**Task to carry out:** Go through the lines below. Copy those with "person".

**Raw records:**

##############################

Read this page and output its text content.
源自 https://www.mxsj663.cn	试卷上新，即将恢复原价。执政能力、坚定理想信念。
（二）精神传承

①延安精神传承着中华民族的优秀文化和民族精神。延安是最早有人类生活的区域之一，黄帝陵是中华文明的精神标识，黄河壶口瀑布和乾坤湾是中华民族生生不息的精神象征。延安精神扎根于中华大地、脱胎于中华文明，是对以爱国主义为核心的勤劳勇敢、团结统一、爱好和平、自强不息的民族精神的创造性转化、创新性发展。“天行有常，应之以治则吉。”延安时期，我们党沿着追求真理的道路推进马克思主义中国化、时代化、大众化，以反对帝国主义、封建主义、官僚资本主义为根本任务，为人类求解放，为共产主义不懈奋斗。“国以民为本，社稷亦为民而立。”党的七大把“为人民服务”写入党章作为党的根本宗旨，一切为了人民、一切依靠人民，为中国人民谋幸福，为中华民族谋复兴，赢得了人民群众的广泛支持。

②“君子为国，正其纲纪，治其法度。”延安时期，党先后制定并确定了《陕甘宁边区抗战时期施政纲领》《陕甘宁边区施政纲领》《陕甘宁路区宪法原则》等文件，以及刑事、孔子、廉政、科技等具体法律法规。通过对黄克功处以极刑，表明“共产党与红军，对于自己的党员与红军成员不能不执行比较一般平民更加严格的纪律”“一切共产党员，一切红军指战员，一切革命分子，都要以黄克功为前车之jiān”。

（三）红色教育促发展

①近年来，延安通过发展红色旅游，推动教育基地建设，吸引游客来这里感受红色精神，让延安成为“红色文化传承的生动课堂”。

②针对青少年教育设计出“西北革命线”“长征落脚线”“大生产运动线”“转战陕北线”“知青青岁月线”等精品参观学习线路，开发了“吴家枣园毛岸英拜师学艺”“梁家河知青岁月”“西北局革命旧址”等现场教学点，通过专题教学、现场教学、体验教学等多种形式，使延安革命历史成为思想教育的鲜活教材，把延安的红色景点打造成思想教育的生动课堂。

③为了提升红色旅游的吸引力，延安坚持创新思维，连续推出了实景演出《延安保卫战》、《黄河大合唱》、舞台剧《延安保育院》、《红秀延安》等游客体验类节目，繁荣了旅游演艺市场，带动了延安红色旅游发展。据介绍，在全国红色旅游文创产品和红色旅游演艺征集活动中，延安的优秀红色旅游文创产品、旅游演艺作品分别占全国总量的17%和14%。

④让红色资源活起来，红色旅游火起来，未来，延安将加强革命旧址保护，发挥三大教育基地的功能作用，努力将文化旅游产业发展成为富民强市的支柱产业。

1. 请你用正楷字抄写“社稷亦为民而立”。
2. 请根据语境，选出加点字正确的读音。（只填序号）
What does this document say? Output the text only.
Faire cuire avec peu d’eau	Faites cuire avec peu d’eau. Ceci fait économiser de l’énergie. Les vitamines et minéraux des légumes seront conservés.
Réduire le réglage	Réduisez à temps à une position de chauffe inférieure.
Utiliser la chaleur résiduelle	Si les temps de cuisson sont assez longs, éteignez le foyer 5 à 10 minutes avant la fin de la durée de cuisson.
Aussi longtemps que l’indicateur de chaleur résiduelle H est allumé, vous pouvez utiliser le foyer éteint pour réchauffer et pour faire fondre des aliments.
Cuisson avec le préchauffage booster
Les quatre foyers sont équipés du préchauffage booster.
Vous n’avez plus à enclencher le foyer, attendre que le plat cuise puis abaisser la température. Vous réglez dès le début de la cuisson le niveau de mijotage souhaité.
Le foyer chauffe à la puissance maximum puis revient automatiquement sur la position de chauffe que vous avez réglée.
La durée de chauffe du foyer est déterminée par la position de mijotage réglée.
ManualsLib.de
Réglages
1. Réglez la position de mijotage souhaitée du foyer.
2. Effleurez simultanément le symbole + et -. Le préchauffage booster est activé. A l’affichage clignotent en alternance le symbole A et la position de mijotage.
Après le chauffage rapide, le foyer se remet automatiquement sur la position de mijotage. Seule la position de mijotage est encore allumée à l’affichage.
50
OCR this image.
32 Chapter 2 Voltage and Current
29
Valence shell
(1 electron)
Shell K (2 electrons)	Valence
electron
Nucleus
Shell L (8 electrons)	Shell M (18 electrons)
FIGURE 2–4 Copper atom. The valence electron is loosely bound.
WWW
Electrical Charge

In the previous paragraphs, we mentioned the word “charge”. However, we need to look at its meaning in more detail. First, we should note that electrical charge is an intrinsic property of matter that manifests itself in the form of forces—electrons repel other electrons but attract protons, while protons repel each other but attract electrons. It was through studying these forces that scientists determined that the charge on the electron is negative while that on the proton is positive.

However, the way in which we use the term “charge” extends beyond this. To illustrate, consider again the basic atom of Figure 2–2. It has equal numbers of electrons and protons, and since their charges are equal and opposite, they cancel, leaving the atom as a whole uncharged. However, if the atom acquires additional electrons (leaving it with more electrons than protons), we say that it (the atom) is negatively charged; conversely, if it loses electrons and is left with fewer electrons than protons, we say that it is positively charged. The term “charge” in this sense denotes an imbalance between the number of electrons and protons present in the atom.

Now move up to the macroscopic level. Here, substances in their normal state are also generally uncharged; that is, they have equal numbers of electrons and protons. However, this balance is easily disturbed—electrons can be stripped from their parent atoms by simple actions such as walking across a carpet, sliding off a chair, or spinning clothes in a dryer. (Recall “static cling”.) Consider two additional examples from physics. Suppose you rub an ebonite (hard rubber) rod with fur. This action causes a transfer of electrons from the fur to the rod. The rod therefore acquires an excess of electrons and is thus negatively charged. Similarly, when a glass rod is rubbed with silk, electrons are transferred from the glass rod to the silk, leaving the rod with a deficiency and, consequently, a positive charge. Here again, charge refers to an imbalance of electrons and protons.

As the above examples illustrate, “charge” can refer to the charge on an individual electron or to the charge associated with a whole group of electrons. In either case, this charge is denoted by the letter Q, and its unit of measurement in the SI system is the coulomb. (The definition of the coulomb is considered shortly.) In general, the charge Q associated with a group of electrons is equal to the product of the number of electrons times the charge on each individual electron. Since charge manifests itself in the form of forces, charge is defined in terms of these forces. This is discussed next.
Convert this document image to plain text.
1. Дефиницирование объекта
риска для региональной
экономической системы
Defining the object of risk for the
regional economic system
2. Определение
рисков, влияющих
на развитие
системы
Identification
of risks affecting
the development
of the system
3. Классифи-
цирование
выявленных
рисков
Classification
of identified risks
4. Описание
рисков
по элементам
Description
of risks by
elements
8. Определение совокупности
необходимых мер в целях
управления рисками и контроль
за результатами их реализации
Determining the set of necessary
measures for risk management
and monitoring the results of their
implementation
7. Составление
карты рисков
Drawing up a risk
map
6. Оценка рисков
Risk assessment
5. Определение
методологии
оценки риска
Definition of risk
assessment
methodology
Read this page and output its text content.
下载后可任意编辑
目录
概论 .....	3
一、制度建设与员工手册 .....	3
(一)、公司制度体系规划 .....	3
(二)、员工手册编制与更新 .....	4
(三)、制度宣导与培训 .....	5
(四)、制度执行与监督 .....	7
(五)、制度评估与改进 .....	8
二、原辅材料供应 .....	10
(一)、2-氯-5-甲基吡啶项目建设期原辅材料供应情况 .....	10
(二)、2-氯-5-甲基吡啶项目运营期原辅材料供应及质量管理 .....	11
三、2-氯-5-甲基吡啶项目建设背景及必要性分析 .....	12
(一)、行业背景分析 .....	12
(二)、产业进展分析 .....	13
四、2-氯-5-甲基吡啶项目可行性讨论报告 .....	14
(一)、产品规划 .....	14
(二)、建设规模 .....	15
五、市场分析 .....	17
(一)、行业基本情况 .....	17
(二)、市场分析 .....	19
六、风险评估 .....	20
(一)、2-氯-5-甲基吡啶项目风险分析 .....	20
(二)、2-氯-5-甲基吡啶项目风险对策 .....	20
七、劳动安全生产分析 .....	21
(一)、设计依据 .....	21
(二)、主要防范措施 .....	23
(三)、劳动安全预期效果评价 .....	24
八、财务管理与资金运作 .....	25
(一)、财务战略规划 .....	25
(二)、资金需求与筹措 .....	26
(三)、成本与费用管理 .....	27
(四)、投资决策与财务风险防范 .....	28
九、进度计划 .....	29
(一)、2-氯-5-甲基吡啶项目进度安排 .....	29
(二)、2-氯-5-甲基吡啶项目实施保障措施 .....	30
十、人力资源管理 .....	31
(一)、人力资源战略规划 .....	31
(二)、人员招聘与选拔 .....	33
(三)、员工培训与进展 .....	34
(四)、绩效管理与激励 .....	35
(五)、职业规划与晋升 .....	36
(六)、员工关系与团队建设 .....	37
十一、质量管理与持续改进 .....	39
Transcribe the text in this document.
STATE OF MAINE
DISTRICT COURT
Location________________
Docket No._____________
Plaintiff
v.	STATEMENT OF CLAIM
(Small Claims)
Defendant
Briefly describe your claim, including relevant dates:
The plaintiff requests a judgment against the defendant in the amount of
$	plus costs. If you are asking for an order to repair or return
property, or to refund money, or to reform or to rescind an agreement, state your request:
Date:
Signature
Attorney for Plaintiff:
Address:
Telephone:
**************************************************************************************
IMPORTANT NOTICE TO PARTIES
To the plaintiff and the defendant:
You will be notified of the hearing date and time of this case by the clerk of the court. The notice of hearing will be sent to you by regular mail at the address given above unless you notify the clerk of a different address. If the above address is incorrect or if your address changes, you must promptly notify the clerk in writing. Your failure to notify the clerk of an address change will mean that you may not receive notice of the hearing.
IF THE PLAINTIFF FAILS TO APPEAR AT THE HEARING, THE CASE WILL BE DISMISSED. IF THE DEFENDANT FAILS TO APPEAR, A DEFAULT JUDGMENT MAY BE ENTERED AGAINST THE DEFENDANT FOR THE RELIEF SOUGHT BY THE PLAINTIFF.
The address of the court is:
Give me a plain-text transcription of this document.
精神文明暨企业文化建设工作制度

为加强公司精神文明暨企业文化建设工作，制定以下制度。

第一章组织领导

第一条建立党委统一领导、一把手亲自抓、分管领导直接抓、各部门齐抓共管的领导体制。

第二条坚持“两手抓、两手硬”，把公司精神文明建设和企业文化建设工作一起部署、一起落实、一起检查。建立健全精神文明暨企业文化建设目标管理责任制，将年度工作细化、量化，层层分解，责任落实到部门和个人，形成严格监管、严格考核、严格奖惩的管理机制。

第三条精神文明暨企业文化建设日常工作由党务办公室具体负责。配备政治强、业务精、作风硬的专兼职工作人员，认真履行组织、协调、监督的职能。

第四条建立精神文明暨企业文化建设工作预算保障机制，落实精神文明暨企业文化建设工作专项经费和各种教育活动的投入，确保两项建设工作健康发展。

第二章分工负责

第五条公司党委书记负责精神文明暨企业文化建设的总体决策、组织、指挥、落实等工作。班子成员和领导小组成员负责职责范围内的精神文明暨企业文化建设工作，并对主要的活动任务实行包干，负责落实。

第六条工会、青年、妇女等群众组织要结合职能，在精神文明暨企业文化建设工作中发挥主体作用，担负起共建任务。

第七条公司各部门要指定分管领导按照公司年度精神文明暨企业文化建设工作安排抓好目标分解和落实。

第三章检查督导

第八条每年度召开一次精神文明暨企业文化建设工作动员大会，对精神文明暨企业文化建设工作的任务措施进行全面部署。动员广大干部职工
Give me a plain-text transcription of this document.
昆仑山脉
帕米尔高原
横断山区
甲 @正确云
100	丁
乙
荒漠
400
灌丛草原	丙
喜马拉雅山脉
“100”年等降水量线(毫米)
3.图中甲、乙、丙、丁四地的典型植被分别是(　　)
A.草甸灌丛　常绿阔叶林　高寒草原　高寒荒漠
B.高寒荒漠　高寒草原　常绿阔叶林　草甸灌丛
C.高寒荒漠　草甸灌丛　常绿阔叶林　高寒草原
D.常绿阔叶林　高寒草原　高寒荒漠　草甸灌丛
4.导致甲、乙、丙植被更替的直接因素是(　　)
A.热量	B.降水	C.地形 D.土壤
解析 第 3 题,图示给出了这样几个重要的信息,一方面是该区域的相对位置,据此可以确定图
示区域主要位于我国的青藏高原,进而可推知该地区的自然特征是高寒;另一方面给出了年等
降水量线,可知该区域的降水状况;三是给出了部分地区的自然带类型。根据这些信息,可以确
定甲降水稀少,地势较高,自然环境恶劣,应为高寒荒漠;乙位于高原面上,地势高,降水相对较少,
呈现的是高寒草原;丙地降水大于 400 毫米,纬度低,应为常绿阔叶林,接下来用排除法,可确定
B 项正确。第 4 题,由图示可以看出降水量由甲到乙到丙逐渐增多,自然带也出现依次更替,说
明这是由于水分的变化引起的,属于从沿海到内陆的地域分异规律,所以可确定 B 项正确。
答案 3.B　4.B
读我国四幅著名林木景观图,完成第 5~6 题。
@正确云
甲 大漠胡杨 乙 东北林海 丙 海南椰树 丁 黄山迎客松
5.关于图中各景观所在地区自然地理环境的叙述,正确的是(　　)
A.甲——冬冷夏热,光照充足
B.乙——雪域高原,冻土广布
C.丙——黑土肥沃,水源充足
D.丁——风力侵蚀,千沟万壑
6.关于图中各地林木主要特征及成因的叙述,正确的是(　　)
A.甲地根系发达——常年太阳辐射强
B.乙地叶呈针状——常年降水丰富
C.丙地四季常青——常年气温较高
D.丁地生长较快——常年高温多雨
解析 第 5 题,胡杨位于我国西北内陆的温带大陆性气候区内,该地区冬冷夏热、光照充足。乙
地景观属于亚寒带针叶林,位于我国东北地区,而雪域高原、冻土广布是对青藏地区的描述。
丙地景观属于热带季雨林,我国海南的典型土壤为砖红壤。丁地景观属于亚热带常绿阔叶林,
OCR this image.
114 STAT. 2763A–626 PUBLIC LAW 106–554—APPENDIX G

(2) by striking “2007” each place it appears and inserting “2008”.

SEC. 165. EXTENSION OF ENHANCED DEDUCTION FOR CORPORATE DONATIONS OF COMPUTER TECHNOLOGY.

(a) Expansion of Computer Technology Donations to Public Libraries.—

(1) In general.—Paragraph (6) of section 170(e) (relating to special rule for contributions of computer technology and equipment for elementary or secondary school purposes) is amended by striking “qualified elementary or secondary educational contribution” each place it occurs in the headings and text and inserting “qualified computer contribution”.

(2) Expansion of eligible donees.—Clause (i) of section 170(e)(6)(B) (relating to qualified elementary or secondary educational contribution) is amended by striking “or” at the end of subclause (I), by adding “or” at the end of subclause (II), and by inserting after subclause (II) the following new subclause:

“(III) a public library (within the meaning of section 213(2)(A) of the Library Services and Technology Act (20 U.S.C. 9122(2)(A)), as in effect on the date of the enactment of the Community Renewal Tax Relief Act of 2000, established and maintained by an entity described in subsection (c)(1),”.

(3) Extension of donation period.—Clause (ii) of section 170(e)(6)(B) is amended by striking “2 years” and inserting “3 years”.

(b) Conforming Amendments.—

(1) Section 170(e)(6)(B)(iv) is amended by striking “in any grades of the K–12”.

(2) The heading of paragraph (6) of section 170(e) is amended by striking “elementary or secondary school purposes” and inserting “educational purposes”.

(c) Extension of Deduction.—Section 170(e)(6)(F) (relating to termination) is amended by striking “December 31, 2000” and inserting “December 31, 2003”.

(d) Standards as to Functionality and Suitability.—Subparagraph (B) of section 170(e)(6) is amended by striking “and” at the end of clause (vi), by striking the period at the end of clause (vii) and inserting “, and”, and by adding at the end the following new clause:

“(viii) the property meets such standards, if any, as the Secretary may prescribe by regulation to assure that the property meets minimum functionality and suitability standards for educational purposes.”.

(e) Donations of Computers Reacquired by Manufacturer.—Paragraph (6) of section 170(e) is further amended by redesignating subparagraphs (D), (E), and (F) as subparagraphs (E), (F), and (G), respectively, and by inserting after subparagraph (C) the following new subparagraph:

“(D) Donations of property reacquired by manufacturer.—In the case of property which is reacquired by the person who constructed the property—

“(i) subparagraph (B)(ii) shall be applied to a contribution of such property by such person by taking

##############################

**Result below:**
“(D) Donations of property reacquired by manufacturer.—In the case of property which is reacquired by the person who constructed the property—
“(i) subparagraph (B)(ii) shall be applied to a contribution of such property by such person by taking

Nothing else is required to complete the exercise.